**Stated exercise:**
Below are some records: retype them all exactly, but not the pictures.

--- Start ---

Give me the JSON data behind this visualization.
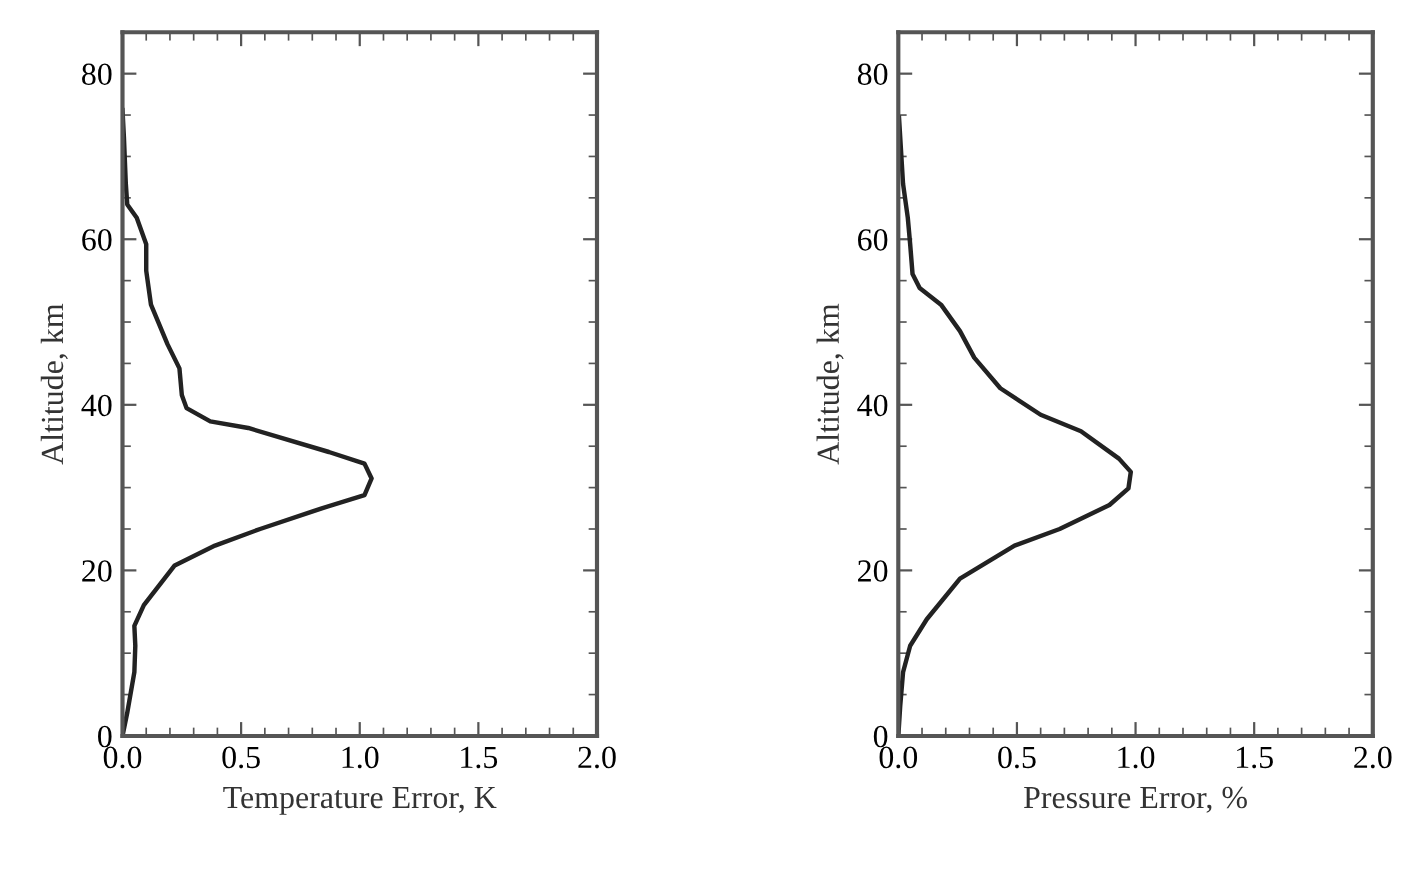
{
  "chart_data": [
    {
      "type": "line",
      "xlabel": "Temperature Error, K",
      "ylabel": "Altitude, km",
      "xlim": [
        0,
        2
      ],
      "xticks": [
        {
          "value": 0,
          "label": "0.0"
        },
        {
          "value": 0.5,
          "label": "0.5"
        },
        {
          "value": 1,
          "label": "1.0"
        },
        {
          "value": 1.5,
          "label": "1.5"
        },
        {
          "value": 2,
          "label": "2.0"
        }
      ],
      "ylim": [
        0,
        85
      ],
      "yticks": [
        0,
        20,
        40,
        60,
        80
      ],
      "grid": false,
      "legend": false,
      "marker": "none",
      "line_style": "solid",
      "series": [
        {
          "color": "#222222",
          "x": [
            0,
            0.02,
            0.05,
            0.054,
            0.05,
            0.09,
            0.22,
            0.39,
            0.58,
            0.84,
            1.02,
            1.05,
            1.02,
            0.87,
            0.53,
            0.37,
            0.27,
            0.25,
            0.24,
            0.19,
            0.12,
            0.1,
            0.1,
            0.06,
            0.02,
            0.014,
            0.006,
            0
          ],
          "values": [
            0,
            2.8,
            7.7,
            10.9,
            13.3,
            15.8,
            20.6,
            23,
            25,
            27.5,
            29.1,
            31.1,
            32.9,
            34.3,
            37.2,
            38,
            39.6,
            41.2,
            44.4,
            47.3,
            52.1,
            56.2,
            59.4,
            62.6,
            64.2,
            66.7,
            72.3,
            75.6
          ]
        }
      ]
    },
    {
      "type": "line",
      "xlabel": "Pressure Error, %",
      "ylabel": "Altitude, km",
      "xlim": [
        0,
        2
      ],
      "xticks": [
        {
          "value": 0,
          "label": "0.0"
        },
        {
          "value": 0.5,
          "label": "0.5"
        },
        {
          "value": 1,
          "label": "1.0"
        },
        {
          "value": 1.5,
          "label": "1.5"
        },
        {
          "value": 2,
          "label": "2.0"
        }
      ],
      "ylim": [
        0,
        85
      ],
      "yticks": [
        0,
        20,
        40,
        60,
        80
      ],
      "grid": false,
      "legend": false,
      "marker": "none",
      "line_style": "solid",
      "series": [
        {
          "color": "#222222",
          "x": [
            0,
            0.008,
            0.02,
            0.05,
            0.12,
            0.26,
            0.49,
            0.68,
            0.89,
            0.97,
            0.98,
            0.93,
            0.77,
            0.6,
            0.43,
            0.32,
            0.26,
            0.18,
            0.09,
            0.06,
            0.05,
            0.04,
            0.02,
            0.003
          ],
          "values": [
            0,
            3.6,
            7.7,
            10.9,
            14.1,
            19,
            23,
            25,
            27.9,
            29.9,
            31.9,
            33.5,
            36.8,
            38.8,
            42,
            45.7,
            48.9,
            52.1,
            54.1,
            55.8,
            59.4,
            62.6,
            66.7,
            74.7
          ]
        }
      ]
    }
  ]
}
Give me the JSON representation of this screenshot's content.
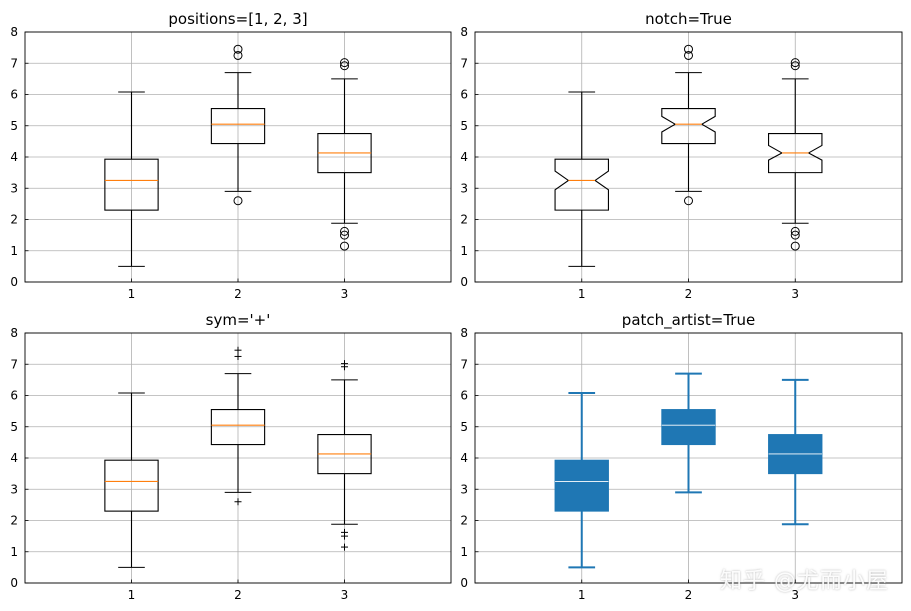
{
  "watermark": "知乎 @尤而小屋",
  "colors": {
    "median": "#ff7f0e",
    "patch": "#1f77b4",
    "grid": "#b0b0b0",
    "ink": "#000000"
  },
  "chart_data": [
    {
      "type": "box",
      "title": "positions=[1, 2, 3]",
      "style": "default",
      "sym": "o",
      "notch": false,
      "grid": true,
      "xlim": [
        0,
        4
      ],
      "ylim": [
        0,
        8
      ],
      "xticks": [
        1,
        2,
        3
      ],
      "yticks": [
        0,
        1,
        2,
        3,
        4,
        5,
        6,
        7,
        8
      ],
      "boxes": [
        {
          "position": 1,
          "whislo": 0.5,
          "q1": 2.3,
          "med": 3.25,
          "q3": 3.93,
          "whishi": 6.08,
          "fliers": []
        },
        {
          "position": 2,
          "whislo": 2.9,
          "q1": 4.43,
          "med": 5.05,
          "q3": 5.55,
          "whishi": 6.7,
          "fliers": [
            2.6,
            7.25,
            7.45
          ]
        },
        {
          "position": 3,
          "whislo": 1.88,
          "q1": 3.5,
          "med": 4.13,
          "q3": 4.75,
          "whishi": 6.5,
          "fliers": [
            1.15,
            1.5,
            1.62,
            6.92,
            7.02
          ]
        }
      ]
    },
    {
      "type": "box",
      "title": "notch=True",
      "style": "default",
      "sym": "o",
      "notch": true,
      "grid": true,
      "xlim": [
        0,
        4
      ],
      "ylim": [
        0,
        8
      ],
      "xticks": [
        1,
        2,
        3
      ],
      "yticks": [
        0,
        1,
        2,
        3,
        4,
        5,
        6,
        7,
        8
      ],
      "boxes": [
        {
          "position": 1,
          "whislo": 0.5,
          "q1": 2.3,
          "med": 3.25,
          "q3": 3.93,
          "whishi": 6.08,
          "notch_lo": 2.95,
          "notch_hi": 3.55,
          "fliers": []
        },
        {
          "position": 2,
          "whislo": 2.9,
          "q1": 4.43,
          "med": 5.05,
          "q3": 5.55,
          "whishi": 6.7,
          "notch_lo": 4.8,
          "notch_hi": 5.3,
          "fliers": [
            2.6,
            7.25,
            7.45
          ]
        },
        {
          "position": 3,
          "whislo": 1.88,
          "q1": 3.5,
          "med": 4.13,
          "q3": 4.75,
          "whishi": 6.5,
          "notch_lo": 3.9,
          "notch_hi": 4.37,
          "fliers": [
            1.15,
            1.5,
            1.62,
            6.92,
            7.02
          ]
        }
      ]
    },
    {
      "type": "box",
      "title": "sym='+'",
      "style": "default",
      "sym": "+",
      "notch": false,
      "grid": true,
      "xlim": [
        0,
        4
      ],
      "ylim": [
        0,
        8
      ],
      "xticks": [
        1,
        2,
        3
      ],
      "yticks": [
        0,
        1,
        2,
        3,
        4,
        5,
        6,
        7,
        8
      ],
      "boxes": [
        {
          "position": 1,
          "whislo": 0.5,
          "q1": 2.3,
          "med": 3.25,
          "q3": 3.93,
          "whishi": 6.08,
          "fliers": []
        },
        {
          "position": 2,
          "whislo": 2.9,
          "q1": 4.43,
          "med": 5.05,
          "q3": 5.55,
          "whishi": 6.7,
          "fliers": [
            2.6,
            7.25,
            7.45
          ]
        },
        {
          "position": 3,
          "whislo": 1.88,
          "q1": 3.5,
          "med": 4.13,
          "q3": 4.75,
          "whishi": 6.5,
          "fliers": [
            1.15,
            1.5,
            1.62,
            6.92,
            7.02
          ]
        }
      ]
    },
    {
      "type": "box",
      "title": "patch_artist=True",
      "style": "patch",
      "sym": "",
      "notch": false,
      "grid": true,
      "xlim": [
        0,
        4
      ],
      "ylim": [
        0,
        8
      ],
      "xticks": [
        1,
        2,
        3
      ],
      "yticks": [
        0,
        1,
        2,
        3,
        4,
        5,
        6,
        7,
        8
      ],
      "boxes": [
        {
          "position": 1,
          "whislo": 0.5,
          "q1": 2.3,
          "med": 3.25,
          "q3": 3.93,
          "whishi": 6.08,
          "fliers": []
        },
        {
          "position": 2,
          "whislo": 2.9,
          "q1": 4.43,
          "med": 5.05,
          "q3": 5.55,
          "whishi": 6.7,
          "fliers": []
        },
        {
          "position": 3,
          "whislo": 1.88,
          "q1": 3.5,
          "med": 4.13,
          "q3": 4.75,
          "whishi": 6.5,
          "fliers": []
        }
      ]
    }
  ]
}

--- End ---

**Written response:**
Give me the JSON data behind this visualization.
{
  "chart_data": [
    {
      "type": "line",
      "xlabel": "Temperature Error, K",
      "ylabel": "Altitude, km",
      "xlim": [
        0,
        2
      ],
      "xticks": [
        {
          "value": 0,
          "label": "0.0"
        },
        {
          "value": 0.5,
          "label": "0.5"
        },
        {
          "value": 1,
          "label": "1.0"
        },
        {
          "value": 1.5,
          "label": "1.5"
        },
        {
          "value": 2,
          "label": "2.0"
        }
      ],
      "ylim": [
        0,
        85
      ],
      "yticks": [
        0,
        20,
        40,
        60,
        80
      ],
      "grid": false,
      "legend": false,
      "marker": "none",
      "line_style": "solid",
      "series": [
        {
          "color": "#222222",
          "x": [
            0,
            0.02,
            0.05,
            0.054,
            0.05,
            0.09,
            0.22,
            0.39,
            0.58,
            0.84,
            1.02,
            1.05,
            1.02,
            0.87,
            0.53,
            0.37,
            0.27,
            0.25,
            0.24,
            0.19,
            0.12,
            0.1,
            0.1,
            0.06,
            0.02,
            0.014,
            0.006,
            0
          ],
          "values": [
            0,
            2.8,
            7.7,
            10.9,
            13.3,
            15.8,
            20.6,
            23,
            25,
            27.5,
            29.1,
            31.1,
            32.9,
            34.3,
            37.2,
            38,
            39.6,
            41.2,
            44.4,
            47.3,
            52.1,
            56.2,
            59.4,
            62.6,
            64.2,
            66.7,
            72.3,
            75.6
          ]
        }
      ]
    },
    {
      "type": "line",
      "xlabel": "Pressure Error, %",
      "ylabel": "Altitude, km",
      "xlim": [
        0,
        2
      ],
      "xticks": [
        {
          "value": 0,
          "label": "0.0"
        },
        {
          "value": 0.5,
          "label": "0.5"
        },
        {
          "value": 1,
          "label": "1.0"
        },
        {
          "value": 1.5,
          "label": "1.5"
        },
        {
          "value": 2,
          "label": "2.0"
        }
      ],
      "ylim": [
        0,
        85
      ],
      "yticks": [
        0,
        20,
        40,
        60,
        80
      ],
      "grid": false,
      "legend": false,
      "marker": "none",
      "line_style": "solid",
      "series": [
        {
          "color": "#222222",
          "x": [
            0,
            0.008,
            0.02,
            0.05,
            0.12,
            0.26,
            0.49,
            0.68,
            0.89,
            0.97,
            0.98,
            0.93,
            0.77,
            0.6,
            0.43,
            0.32,
            0.26,
            0.18,
            0.09,
            0.06,
            0.05,
            0.04,
            0.02,
            0.003
          ],
          "values": [
            0,
            3.6,
            7.7,
            10.9,
            14.1,
            19,
            23,
            25,
            27.9,
            29.9,
            31.9,
            33.5,
            36.8,
            38.8,
            42,
            45.7,
            48.9,
            52.1,
            54.1,
            55.8,
            59.4,
            62.6,
            66.7,
            74.7
          ]
        }
      ]
    }
  ]
}
Give me the JSON representation of this screenshot's content.
{
  "watermark": "知乎 @尤而小屋",
  "colors": {
    "median": "#ff7f0e",
    "patch": "#1f77b4",
    "grid": "#b0b0b0",
    "ink": "#000000"
  },
  "chart_data": [
    {
      "type": "box",
      "title": "positions=[1, 2, 3]",
      "style": "default",
      "sym": "o",
      "notch": false,
      "grid": true,
      "xlim": [
        0,
        4
      ],
      "ylim": [
        0,
        8
      ],
      "xticks": [
        1,
        2,
        3
      ],
      "yticks": [
        0,
        1,
        2,
        3,
        4,
        5,
        6,
        7,
        8
      ],
      "boxes": [
        {
          "position": 1,
          "whislo": 0.5,
          "q1": 2.3,
          "med": 3.25,
          "q3": 3.93,
          "whishi": 6.08,
          "fliers": []
        },
        {
          "position": 2,
          "whislo": 2.9,
          "q1": 4.43,
          "med": 5.05,
          "q3": 5.55,
          "whishi": 6.7,
          "fliers": [
            2.6,
            7.25,
            7.45
          ]
        },
        {
          "position": 3,
          "whislo": 1.88,
          "q1": 3.5,
          "med": 4.13,
          "q3": 4.75,
          "whishi": 6.5,
          "fliers": [
            1.15,
            1.5,
            1.62,
            6.92,
            7.02
          ]
        }
      ]
    },
    {
      "type": "box",
      "title": "notch=True",
      "style": "default",
      "sym": "o",
      "notch": true,
      "grid": true,
      "xlim": [
        0,
        4
      ],
      "ylim": [
        0,
        8
      ],
      "xticks": [
        1,
        2,
        3
      ],
      "yticks": [
        0,
        1,
        2,
        3,
        4,
        5,
        6,
        7,
        8
      ],
      "boxes": [
        {
          "position": 1,
          "whislo": 0.5,
          "q1": 2.3,
          "med": 3.25,
          "q3": 3.93,
          "whishi": 6.08,
          "notch_lo": 2.95,
          "notch_hi": 3.55,
          "fliers": []
        },
        {
          "position": 2,
          "whislo": 2.9,
          "q1": 4.43,
          "med": 5.05,
          "q3": 5.55,
          "whishi": 6.7,
          "notch_lo": 4.8,
          "notch_hi": 5.3,
          "fliers": [
            2.6,
            7.25,
            7.45
          ]
        },
        {
          "position": 3,
          "whislo": 1.88,
          "q1": 3.5,
          "med": 4.13,
          "q3": 4.75,
          "whishi": 6.5,
          "notch_lo": 3.9,
          "notch_hi": 4.37,
          "fliers": [
            1.15,
            1.5,
            1.62,
            6.92,
            7.02
          ]
        }
      ]
    },
    {
      "type": "box",
      "title": "sym='+'",
      "style": "default",
      "sym": "+",
      "notch": false,
      "grid": true,
      "xlim": [
        0,
        4
      ],
      "ylim": [
        0,
        8
      ],
      "xticks": [
        1,
        2,
        3
      ],
      "yticks": [
        0,
        1,
        2,
        3,
        4,
        5,
        6,
        7,
        8
      ],
      "boxes": [
        {
          "position": 1,
          "whislo": 0.5,
          "q1": 2.3,
          "med": 3.25,
          "q3": 3.93,
          "whishi": 6.08,
          "fliers": []
        },
        {
          "position": 2,
          "whislo": 2.9,
          "q1": 4.43,
          "med": 5.05,
          "q3": 5.55,
          "whishi": 6.7,
          "fliers": [
            2.6,
            7.25,
            7.45
          ]
        },
        {
          "position": 3,
          "whislo": 1.88,
          "q1": 3.5,
          "med": 4.13,
          "q3": 4.75,
          "whishi": 6.5,
          "fliers": [
            1.15,
            1.5,
            1.62,
            6.92,
            7.02
          ]
        }
      ]
    },
    {
      "type": "box",
      "title": "patch_artist=True",
      "style": "patch",
      "sym": "",
      "notch": false,
      "grid": true,
      "xlim": [
        0,
        4
      ],
      "ylim": [
        0,
        8
      ],
      "xticks": [
        1,
        2,
        3
      ],
      "yticks": [
        0,
        1,
        2,
        3,
        4,
        5,
        6,
        7,
        8
      ],
      "boxes": [
        {
          "position": 1,
          "whislo": 0.5,
          "q1": 2.3,
          "med": 3.25,
          "q3": 3.93,
          "whishi": 6.08,
          "fliers": []
        },
        {
          "position": 2,
          "whislo": 2.9,
          "q1": 4.43,
          "med": 5.05,
          "q3": 5.55,
          "whishi": 6.7,
          "fliers": []
        },
        {
          "position": 3,
          "whislo": 1.88,
          "q1": 3.5,
          "med": 4.13,
          "q3": 4.75,
          "whishi": 6.5,
          "fliers": []
        }
      ]
    }
  ]
}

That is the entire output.